[Dataset items]
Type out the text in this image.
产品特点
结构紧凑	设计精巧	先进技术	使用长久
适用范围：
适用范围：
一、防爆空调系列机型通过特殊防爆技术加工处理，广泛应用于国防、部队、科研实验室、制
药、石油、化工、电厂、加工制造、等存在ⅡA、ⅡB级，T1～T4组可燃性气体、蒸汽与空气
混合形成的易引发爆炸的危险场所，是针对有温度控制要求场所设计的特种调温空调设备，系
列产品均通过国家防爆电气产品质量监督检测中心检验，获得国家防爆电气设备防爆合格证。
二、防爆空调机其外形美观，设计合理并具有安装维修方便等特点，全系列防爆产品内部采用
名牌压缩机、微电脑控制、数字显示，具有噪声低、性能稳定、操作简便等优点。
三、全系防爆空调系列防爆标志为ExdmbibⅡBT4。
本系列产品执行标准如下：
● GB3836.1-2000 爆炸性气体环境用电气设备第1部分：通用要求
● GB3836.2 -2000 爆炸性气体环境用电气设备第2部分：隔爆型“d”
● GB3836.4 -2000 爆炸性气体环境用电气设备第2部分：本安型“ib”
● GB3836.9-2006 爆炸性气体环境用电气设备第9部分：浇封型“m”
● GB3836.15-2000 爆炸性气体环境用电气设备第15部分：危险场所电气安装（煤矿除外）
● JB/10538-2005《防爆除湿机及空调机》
--
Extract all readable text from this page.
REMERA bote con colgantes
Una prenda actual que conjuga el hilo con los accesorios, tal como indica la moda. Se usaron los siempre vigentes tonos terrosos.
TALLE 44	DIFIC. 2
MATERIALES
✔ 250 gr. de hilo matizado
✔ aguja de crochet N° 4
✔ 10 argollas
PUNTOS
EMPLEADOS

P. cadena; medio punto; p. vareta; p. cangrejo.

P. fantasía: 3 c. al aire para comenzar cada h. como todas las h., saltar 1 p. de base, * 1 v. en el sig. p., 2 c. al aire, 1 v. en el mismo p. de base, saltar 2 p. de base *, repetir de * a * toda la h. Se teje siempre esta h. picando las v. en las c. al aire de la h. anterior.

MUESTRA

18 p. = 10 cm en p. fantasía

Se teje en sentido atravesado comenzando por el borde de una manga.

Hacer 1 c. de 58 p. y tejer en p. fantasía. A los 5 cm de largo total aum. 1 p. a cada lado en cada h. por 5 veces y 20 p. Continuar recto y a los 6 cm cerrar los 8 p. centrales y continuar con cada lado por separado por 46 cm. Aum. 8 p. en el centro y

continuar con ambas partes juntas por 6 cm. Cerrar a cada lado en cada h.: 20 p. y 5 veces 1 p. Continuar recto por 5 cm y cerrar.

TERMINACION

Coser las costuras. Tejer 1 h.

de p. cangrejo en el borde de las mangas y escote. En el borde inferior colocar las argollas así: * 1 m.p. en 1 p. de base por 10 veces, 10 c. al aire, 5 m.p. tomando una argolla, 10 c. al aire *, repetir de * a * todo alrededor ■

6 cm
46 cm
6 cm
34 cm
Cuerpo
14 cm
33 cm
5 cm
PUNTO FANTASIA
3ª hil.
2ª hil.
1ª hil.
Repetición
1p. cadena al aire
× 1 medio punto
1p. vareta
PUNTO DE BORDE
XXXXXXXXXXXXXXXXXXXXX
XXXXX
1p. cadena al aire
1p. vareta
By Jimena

DIRECTION
Pick out all lines containing the string "lado".

RESULT FOR THIS TASK
Hacer 1 c. de 58 p. y tejer en p. fantasía. A los 5 cm de largo total aum. 1 p. a cada lado en cada h. por 5 veces y 20 p. Continuar recto y a los 6 cm cerrar los 8 p. centrales y continuar con cada lado por separado por 46 cm. Aum. 8 p. en el centro y
continuar con ambas partes juntas por 6 cm. Cerrar a cada lado en cada h.: 20 p. y 5 veces 1 p. Continuar recto por 5 cm y cerrar.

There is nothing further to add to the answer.